Given request. Pull each line holding "faire" out of the entries below.
···
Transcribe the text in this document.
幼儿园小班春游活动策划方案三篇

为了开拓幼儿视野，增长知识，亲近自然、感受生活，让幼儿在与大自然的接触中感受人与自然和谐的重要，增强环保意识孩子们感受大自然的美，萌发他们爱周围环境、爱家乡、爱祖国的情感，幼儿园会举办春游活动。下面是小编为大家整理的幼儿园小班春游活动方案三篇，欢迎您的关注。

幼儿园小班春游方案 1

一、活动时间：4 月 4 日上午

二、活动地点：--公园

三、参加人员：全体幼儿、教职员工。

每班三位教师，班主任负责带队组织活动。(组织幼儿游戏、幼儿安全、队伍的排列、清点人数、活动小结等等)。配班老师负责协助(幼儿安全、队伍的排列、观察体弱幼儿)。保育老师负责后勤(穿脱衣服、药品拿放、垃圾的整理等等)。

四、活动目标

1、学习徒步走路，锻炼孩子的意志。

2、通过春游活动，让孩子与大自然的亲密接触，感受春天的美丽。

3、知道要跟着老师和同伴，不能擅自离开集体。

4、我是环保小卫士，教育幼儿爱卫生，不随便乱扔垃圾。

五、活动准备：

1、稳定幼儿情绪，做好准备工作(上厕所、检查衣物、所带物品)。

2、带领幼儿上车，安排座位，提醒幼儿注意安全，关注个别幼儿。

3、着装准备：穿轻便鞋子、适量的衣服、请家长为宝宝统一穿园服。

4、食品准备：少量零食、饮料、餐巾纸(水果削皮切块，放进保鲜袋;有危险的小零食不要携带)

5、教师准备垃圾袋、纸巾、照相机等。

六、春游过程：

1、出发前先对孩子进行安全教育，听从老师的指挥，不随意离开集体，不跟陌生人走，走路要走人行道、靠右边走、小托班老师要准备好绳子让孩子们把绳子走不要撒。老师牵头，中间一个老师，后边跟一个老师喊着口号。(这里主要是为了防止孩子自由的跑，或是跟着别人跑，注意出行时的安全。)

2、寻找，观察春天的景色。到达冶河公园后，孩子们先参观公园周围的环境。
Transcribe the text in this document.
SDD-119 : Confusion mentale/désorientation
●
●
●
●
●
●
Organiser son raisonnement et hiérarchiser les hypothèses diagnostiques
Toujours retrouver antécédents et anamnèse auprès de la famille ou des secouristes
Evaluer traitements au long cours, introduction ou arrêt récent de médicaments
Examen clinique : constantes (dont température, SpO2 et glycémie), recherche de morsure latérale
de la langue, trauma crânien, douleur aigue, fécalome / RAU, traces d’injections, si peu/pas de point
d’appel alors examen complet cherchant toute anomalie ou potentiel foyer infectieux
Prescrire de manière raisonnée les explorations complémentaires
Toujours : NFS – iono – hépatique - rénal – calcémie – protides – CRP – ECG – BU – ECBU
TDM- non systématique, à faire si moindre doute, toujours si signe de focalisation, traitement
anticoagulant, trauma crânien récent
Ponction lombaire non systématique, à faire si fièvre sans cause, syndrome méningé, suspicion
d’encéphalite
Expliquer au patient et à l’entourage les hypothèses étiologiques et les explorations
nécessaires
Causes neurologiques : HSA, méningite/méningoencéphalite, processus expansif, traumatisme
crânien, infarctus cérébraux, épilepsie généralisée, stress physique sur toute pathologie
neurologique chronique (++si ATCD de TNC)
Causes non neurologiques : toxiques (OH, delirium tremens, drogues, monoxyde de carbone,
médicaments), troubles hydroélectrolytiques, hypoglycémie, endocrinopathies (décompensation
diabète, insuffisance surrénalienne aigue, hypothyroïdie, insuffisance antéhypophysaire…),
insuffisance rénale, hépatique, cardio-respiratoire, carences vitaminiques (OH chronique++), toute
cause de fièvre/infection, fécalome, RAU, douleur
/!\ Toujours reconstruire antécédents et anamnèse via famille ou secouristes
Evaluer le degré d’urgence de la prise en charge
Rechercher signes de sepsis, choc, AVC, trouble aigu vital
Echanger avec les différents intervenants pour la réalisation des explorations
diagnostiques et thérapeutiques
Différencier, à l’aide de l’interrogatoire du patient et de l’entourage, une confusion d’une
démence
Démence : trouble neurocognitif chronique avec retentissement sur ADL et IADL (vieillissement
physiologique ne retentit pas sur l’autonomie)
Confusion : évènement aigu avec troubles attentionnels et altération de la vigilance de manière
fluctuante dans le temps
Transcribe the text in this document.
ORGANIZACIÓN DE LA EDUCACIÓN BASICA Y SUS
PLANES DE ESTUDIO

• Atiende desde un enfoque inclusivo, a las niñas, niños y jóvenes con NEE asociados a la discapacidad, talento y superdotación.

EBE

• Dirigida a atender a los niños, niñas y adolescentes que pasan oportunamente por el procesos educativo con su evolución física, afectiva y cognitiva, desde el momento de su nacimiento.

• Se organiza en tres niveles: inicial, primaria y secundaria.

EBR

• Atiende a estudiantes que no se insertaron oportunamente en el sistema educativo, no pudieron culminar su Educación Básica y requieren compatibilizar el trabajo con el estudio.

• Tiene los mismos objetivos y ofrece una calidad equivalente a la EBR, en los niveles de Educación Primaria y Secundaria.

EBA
···
Expected answer.
TDM- non systématique, à faire si moindre doute, toujours si signe de focalisation, traitement
Ponction lombaire non systématique, à faire si fièvre sans cause, syndrome méningé, suspicion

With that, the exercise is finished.